WRITTEN TASK: In the records below, write out word for word the part that opens with the line containing "legend-item: 하류층(N=242) [619, 129, 709, 153]" and closes with the line containing "category-label: 더욱 더". Include both of those lines and nothing else.

Collected data entries
--- BEGIN ---
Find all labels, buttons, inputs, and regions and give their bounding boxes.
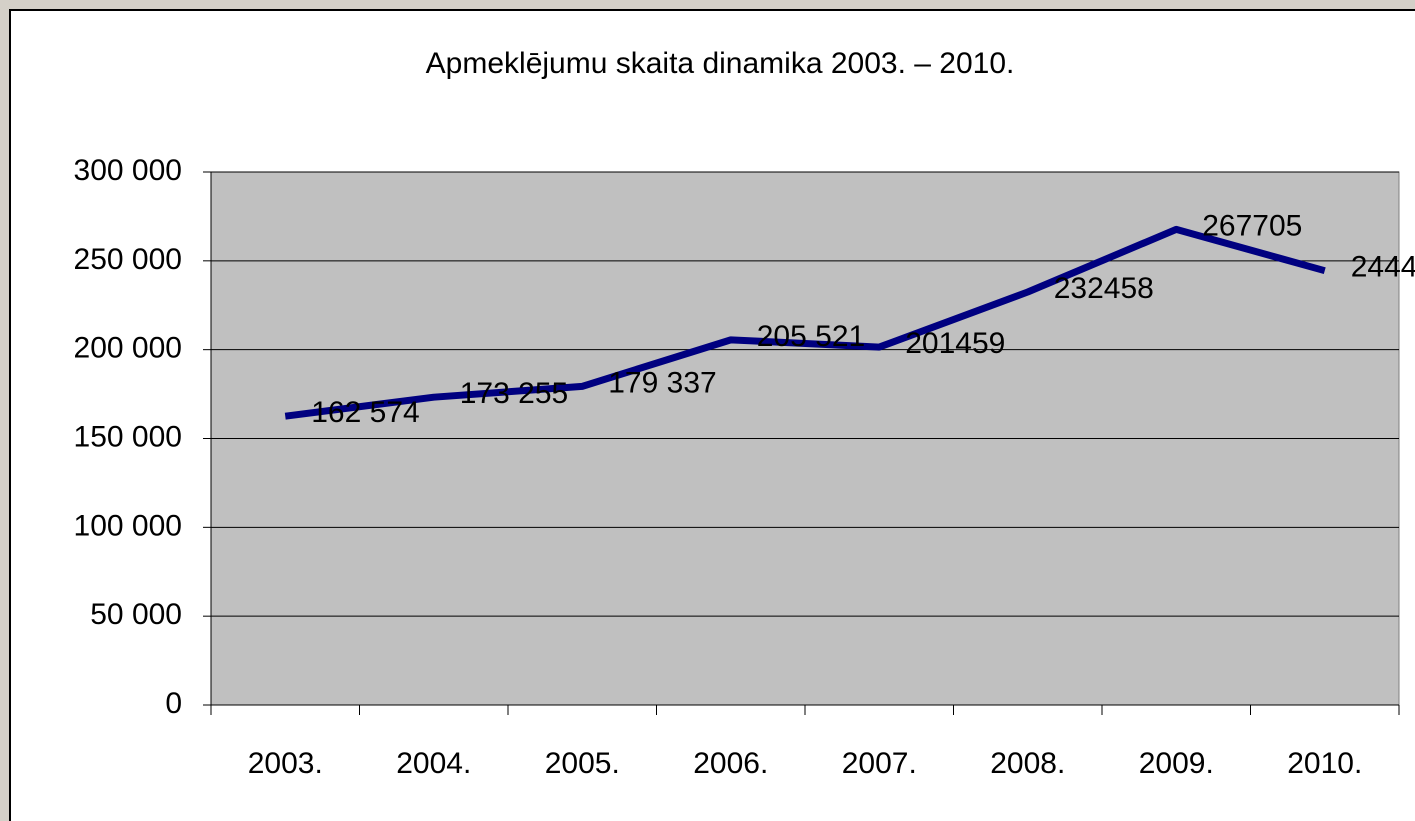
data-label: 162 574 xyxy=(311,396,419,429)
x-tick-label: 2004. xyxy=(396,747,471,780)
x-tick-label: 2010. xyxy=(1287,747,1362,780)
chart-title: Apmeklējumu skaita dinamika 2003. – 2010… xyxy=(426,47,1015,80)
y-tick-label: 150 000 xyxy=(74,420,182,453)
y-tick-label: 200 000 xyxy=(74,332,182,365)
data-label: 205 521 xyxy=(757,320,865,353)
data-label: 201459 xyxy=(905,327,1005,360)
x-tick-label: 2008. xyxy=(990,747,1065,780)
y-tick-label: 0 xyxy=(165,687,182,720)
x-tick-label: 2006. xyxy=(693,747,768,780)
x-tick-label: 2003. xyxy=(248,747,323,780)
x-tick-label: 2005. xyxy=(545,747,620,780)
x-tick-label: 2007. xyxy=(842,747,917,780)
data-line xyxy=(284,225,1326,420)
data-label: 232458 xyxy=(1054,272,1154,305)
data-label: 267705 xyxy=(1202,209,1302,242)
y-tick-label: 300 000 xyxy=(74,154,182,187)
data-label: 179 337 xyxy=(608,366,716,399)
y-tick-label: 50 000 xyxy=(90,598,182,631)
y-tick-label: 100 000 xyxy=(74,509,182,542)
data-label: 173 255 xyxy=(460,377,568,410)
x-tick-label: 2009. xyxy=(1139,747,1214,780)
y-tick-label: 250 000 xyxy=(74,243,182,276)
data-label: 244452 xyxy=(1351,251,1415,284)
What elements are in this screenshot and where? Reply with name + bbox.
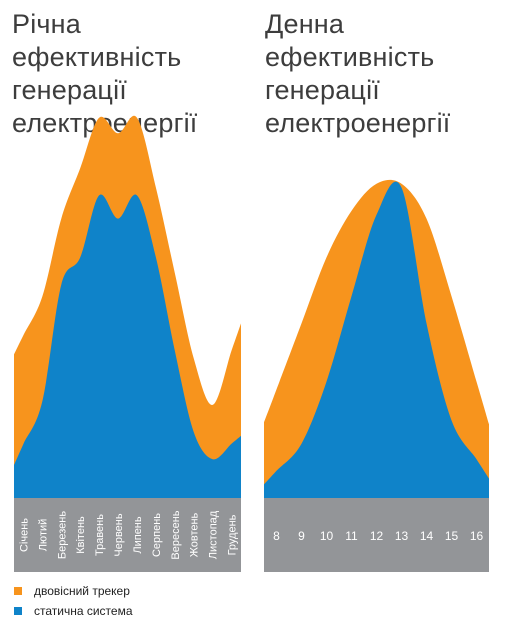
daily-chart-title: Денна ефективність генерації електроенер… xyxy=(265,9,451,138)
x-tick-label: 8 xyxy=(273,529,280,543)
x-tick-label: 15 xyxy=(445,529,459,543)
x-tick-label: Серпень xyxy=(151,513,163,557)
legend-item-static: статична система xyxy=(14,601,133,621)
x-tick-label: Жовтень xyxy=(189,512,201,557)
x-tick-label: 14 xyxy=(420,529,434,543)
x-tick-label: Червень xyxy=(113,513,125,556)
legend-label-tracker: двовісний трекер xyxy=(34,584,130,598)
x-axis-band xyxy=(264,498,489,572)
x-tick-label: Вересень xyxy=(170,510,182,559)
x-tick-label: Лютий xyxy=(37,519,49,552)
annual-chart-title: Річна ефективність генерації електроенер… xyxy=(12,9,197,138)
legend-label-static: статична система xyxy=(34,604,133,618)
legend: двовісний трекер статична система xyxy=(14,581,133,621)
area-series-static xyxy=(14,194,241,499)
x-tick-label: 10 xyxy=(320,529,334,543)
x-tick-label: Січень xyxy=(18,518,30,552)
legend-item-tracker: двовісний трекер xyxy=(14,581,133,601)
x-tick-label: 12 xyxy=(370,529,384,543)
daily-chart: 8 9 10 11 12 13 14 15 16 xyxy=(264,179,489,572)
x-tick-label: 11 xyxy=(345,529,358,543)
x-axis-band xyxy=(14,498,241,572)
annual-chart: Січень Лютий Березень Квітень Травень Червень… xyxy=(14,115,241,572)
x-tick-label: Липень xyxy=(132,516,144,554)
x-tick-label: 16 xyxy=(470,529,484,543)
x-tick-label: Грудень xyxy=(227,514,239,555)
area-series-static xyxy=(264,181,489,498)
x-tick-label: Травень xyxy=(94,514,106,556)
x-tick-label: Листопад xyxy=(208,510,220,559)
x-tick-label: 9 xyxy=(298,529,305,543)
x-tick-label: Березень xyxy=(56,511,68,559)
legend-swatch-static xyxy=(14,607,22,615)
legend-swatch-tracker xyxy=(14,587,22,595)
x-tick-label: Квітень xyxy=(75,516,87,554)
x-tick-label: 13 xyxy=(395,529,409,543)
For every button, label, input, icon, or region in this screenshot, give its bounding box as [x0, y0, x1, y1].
--- END ---
--- BEGIN ---
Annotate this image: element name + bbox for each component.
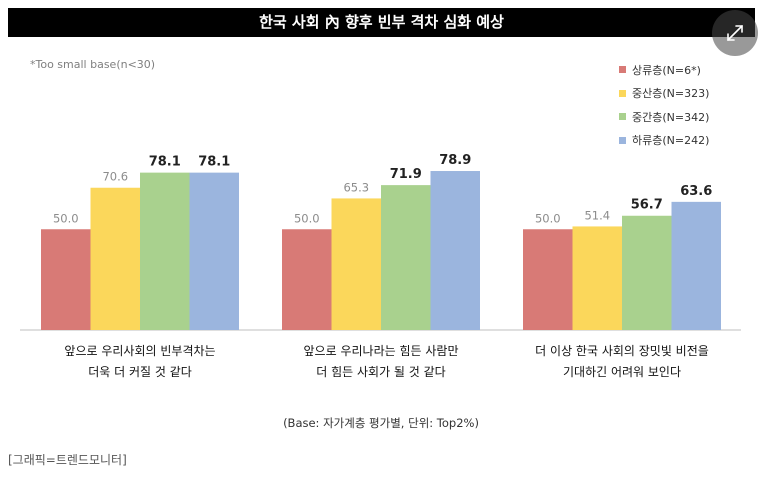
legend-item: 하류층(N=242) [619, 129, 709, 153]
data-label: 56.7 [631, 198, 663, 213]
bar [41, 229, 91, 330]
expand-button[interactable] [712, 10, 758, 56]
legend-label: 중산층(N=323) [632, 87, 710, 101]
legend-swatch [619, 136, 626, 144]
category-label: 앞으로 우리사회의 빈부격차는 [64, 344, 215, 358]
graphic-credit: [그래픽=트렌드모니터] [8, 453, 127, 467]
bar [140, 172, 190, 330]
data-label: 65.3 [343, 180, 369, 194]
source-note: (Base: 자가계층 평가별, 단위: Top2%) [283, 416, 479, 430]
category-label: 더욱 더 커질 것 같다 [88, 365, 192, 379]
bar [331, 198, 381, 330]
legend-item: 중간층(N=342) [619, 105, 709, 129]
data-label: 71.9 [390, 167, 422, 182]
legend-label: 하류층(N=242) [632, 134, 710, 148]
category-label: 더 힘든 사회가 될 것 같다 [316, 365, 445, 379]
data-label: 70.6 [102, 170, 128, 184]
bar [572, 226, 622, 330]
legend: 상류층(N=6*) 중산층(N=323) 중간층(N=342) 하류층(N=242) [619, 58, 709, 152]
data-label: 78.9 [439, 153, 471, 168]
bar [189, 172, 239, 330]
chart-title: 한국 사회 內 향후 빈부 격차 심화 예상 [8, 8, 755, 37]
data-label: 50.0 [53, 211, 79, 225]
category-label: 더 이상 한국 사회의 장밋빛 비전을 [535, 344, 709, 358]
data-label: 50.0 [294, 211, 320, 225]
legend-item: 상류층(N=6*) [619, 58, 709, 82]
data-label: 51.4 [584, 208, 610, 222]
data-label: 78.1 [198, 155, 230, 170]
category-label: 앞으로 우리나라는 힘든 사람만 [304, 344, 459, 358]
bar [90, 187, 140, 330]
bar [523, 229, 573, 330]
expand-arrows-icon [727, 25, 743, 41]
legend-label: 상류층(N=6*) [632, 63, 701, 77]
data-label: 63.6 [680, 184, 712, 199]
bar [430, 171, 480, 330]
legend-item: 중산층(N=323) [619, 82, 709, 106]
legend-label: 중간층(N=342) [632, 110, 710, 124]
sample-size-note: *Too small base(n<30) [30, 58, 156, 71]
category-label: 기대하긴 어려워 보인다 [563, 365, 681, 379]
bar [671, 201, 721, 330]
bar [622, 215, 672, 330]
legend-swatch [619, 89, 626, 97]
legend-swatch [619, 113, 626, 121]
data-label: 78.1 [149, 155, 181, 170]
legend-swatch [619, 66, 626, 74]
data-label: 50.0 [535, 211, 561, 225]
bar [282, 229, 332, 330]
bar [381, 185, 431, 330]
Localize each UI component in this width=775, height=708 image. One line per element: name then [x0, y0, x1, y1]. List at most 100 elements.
--- END ---
--- BEGIN ---
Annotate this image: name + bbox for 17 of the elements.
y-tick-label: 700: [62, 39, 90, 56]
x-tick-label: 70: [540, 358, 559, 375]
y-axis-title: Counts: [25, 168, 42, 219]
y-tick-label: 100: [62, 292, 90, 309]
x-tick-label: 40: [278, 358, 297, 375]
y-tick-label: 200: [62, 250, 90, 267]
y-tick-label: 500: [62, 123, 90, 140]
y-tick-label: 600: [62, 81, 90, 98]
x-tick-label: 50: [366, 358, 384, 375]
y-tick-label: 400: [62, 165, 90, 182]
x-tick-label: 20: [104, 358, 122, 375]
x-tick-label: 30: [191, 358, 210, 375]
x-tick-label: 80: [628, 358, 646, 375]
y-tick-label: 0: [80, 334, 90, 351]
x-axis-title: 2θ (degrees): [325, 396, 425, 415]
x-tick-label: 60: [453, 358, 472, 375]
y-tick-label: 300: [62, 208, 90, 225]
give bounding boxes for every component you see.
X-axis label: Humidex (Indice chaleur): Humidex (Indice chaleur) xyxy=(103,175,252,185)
--- END ---
EXERCISE RESULT:
legend-item: 하류층(N=242) [619, 129, 709, 153]
data-label: 56.7 [631, 198, 663, 213]
bar [41, 229, 91, 330]
expand-button[interactable] [712, 10, 758, 56]
legend-label: 중산층(N=323) [632, 87, 710, 101]
legend-swatch [619, 136, 626, 144]
category-label: 앞으로 우리사회의 빈부격차는 [64, 344, 215, 358]
graphic-credit: [그래픽=트렌드모니터] [8, 453, 127, 467]
bar [140, 172, 190, 330]
data-label: 65.3 [343, 180, 369, 194]
source-note: (Base: 자가계층 평가별, 단위: Top2%) [283, 416, 479, 430]
category-label: 더욱 더 커질 것 같다 [88, 365, 192, 379]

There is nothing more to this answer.